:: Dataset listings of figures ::
================
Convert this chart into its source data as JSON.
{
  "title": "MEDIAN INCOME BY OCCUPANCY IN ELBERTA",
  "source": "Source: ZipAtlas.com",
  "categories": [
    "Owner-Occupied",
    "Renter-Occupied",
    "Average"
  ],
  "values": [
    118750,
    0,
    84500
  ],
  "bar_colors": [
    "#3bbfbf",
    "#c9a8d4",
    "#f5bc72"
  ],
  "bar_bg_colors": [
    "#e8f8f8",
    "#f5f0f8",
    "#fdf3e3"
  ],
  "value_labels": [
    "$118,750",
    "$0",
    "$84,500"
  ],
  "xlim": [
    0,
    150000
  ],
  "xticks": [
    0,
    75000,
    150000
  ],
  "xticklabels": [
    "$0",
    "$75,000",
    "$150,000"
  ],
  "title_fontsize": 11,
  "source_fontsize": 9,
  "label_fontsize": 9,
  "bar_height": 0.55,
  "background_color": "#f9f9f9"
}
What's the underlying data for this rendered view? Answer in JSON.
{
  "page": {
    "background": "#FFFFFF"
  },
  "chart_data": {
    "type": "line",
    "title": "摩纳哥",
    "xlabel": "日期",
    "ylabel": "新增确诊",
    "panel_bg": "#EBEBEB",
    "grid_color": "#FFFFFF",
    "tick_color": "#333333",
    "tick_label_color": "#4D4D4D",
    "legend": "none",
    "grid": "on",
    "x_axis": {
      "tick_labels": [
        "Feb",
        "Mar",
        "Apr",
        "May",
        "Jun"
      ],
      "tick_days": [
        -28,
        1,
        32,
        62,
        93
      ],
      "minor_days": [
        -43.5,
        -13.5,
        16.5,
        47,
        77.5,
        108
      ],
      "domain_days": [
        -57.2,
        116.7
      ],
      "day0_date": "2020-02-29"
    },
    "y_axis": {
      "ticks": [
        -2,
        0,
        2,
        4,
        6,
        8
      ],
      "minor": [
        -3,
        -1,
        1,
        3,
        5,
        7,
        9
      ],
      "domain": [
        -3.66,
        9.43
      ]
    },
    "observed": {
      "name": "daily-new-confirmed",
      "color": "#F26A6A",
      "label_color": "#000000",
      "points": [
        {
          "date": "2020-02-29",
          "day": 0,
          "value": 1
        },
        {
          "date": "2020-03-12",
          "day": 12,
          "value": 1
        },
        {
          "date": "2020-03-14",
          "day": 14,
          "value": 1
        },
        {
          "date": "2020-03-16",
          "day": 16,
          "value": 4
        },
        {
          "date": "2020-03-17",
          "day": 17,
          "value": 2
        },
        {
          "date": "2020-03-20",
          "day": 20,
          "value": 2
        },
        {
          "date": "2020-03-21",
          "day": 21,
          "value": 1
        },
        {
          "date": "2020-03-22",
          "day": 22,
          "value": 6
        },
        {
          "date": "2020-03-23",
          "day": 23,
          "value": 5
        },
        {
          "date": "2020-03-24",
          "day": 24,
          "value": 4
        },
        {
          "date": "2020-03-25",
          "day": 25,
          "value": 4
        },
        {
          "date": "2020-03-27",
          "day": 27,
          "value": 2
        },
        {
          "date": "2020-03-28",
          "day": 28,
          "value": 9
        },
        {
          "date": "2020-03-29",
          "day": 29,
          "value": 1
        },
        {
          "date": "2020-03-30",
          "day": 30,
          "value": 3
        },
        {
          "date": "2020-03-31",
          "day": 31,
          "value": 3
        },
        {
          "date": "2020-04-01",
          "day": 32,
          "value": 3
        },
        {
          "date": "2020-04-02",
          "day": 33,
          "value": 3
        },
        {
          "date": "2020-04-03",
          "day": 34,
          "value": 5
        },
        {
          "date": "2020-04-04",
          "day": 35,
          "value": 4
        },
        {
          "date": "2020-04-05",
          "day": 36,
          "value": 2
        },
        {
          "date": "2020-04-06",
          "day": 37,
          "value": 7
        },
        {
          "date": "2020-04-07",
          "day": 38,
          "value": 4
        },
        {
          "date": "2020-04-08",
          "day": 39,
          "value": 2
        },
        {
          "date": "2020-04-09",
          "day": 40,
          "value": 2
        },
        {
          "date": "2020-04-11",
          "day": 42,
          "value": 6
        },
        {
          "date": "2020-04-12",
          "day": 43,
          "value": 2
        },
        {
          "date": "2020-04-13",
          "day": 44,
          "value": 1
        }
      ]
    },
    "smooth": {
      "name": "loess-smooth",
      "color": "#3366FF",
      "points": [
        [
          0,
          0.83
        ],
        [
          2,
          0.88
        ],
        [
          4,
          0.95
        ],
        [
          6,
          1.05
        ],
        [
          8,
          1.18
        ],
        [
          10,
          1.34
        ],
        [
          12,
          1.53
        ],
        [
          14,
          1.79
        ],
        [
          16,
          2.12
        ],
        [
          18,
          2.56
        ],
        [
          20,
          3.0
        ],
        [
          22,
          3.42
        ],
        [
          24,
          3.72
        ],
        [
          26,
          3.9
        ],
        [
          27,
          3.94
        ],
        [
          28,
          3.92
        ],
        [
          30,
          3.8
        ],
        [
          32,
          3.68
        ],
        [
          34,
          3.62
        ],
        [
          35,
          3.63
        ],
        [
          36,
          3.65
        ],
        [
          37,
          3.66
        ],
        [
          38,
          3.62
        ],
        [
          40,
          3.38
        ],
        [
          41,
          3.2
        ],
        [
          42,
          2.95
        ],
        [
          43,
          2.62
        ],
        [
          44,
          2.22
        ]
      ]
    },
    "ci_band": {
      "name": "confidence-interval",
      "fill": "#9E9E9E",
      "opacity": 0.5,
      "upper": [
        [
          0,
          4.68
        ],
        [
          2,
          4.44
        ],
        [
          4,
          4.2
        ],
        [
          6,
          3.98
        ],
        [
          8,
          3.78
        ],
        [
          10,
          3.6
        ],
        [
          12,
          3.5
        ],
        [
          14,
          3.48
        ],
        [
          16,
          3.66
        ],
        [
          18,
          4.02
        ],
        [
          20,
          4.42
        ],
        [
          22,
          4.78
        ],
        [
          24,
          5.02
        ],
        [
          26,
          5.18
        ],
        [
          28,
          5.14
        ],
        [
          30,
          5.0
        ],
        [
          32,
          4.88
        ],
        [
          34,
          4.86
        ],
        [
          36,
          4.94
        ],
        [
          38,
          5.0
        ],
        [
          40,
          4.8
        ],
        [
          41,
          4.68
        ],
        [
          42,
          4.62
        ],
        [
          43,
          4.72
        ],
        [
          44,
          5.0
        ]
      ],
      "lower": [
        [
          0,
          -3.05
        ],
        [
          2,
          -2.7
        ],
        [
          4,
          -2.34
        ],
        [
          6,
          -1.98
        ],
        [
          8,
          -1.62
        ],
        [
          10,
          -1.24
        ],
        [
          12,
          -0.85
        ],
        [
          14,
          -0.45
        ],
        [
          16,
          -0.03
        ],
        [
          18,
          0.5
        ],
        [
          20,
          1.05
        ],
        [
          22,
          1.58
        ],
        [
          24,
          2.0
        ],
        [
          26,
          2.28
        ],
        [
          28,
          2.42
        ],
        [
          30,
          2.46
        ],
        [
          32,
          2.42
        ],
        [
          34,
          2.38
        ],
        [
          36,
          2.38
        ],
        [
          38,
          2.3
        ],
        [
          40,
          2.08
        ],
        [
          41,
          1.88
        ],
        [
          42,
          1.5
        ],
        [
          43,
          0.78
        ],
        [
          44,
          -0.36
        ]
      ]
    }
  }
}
================
:: Prompt ::
Quote the data in full, keeping each word unchanged.

:: Answer to this task ::
Convert this chart into its source data as JSON.
{
  "title": "MEDIAN INCOME BY OCCUPANCY IN ELBERTA",
  "source": "Source: ZipAtlas.com",
  "categories": [
    "Owner-Occupied",
    "Renter-Occupied",
    "Average"
  ],
  "values": [
    118750,
    0,
    84500
  ],
  "bar_colors": [
    "#3bbfbf",
    "#c9a8d4",
    "#f5bc72"
  ],
  "bar_bg_colors": [
    "#e8f8f8",
    "#f5f0f8",
    "#fdf3e3"
  ],
  "value_labels": [
    "$118,750",
    "$0",
    "$84,500"
  ],
  "xlim": [
    0,
    150000
  ],
  "xticks": [
    0,
    75000,
    150000
  ],
  "xticklabels": [
    "$0",
    "$75,000",
    "$150,000"
  ],
  "title_fontsize": 11,
  "source_fontsize": 9,
  "label_fontsize": 9,
  "bar_height": 0.55,
  "background_color": "#f9f9f9"
}
What's the underlying data for this rendered view? Answer in JSON.
{
  "page": {
    "background": "#FFFFFF"
  },
  "chart_data": {
    "type": "line",
    "title": "摩纳哥",
    "xlabel": "日期",
    "ylabel": "新增确诊",
    "panel_bg": "#EBEBEB",
    "grid_color": "#FFFFFF",
    "tick_color": "#333333",
    "tick_label_color": "#4D4D4D",
    "legend": "none",
    "grid": "on",
    "x_axis": {
      "tick_labels": [
        "Feb",
        "Mar",
        "Apr",
        "May",
        "Jun"
      ],
      "tick_days": [
        -28,
        1,
        32,
        62,
        93
      ],
      "minor_days": [
        -43.5,
        -13.5,
        16.5,
        47,
        77.5,
        108
      ],
      "domain_days": [
        -57.2,
        116.7
      ],
      "day0_date": "2020-02-29"
    },
    "y_axis": {
      "ticks": [
        -2,
        0,
        2,
        4,
        6,
        8
      ],
      "minor": [
        -3,
        -1,
        1,
        3,
        5,
        7,
        9
      ],
      "domain": [
        -3.66,
        9.43
      ]
    },
    "observed": {
      "name": "daily-new-confirmed",
      "color": "#F26A6A",
      "label_color": "#000000",
      "points": [
        {
          "date": "2020-02-29",
          "day": 0,
          "value": 1
        },
        {
          "date": "2020-03-12",
          "day": 12,
          "value": 1
        },
        {
          "date": "2020-03-14",
          "day": 14,
          "value": 1
        },
        {
          "date": "2020-03-16",
          "day": 16,
          "value": 4
        },
        {
          "date": "2020-03-17",
          "day": 17,
          "value": 2
        },
        {
          "date": "2020-03-20",
          "day": 20,
          "value": 2
        },
        {
          "date": "2020-03-21",
          "day": 21,
          "value": 1
        },
        {
          "date": "2020-03-22",
          "day": 22,
          "value": 6
        },
        {
          "date": "2020-03-23",
          "day": 23,
          "value": 5
        },
        {
          "date": "2020-03-24",
          "day": 24,
          "value": 4
        },
        {
          "date": "2020-03-25",
          "day": 25,
          "value": 4
        },
        {
          "date": "2020-03-27",
          "day": 27,
          "value": 2
        },
        {
          "date": "2020-03-28",
          "day": 28,
          "value": 9
        },
        {
          "date": "2020-03-29",
          "day": 29,
          "value": 1
        },
        {
          "date": "2020-03-30",
          "day": 30,
          "value": 3
        },
        {
          "date": "2020-03-31",
          "day": 31,
          "value": 3
        },
        {
          "date": "2020-04-01",
          "day": 32,
          "value": 3
        },
        {
          "date": "2020-04-02",
          "day": 33,
          "value": 3
        },
        {
          "date": "2020-04-03",
          "day": 34,
          "value": 5
        },
        {
          "date": "2020-04-04",
          "day": 35,
          "value": 4
        },
        {
          "date": "2020-04-05",
          "day": 36,
          "value": 2
        },
        {
          "date": "2020-04-06",
          "day": 37,
          "value": 7
        },
        {
          "date": "2020-04-07",
          "day": 38,
          "value": 4
        },
        {
          "date": "2020-04-08",
          "day": 39,
          "value": 2
        },
        {
          "date": "2020-04-09",
          "day": 40,
          "value": 2
        },
        {
          "date": "2020-04-11",
          "day": 42,
          "value": 6
        },
        {
          "date": "2020-04-12",
          "day": 43,
          "value": 2
        },
        {
          "date": "2020-04-13",
          "day": 44,
          "value": 1
        }
      ]
    },
    "smooth": {
      "name": "loess-smooth",
      "color": "#3366FF",
      "points": [
        [
          0,
          0.83
        ],
        [
          2,
          0.88
        ],
        [
          4,
          0.95
        ],
        [
          6,
          1.05
        ],
        [
          8,
          1.18
        ],
        [
          10,
          1.34
        ],
        [
          12,
          1.53
        ],
        [
          14,
          1.79
        ],
        [
          16,
          2.12
        ],
        [
          18,
          2.56
        ],
        [
          20,
          3.0
        ],
        [
          22,
          3.42
        ],
        [
          24,
          3.72
        ],
        [
          26,
          3.9
        ],
        [
          27,
          3.94
        ],
        [
          28,
          3.92
        ],
        [
          30,
          3.8
        ],
        [
          32,
          3.68
        ],
        [
          34,
          3.62
        ],
        [
          35,
          3.63
        ],
        [
          36,
          3.65
        ],
        [
          37,
          3.66
        ],
        [
          38,
          3.62
        ],
        [
          40,
          3.38
        ],
        [
          41,
          3.2
        ],
        [
          42,
          2.95
        ],
        [
          43,
          2.62
        ],
        [
          44,
          2.22
        ]
      ]
    },
    "ci_band": {
      "name": "confidence-interval",
      "fill": "#9E9E9E",
      "opacity": 0.5,
      "upper": [
        [
          0,
          4.68
        ],
        [
          2,
          4.44
        ],
        [
          4,
          4.2
        ],
        [
          6,
          3.98
        ],
        [
          8,
          3.78
        ],
        [
          10,
          3.6
        ],
        [
          12,
          3.5
        ],
        [
          14,
          3.48
        ],
        [
          16,
          3.66
        ],
        [
          18,
          4.02
        ],
        [
          20,
          4.42
        ],
        [
          22,
          4.78
        ],
        [
          24,
          5.02
        ],
        [
          26,
          5.18
        ],
        [
          28,
          5.14
        ],
        [
          30,
          5.0
        ],
        [
          32,
          4.88
        ],
        [
          34,
          4.86
        ],
        [
          36,
          4.94
        ],
        [
          38,
          5.0
        ],
        [
          40,
          4.8
        ],
        [
          41,
          4.68
        ],
        [
          42,
          4.62
        ],
        [
          43,
          4.72
        ],
        [
          44,
          5.0
        ]
      ],
      "lower": [
        [
          0,
          -3.05
        ],
        [
          2,
          -2.7
        ],
        [
          4,
          -2.34
        ],
        [
          6,
          -1.98
        ],
        [
          8,
          -1.62
        ],
        [
          10,
          -1.24
        ],
        [
          12,
          -0.85
        ],
        [
          14,
          -0.45
        ],
        [
          16,
          -0.03
        ],
        [
          18,
          0.5
        ],
        [
          20,
          1.05
        ],
        [
          22,
          1.58
        ],
        [
          24,
          2.0
        ],
        [
          26,
          2.28
        ],
        [
          28,
          2.42
        ],
        [
          30,
          2.46
        ],
        [
          32,
          2.42
        ],
        [
          34,
          2.38
        ],
        [
          36,
          2.38
        ],
        [
          38,
          2.3
        ],
        [
          40,
          2.08
        ],
        [
          41,
          1.88
        ],
        [
          42,
          1.5
        ],
        [
          43,
          0.78
        ],
        [
          44,
          -0.36
        ]
      ]
    }
  }
}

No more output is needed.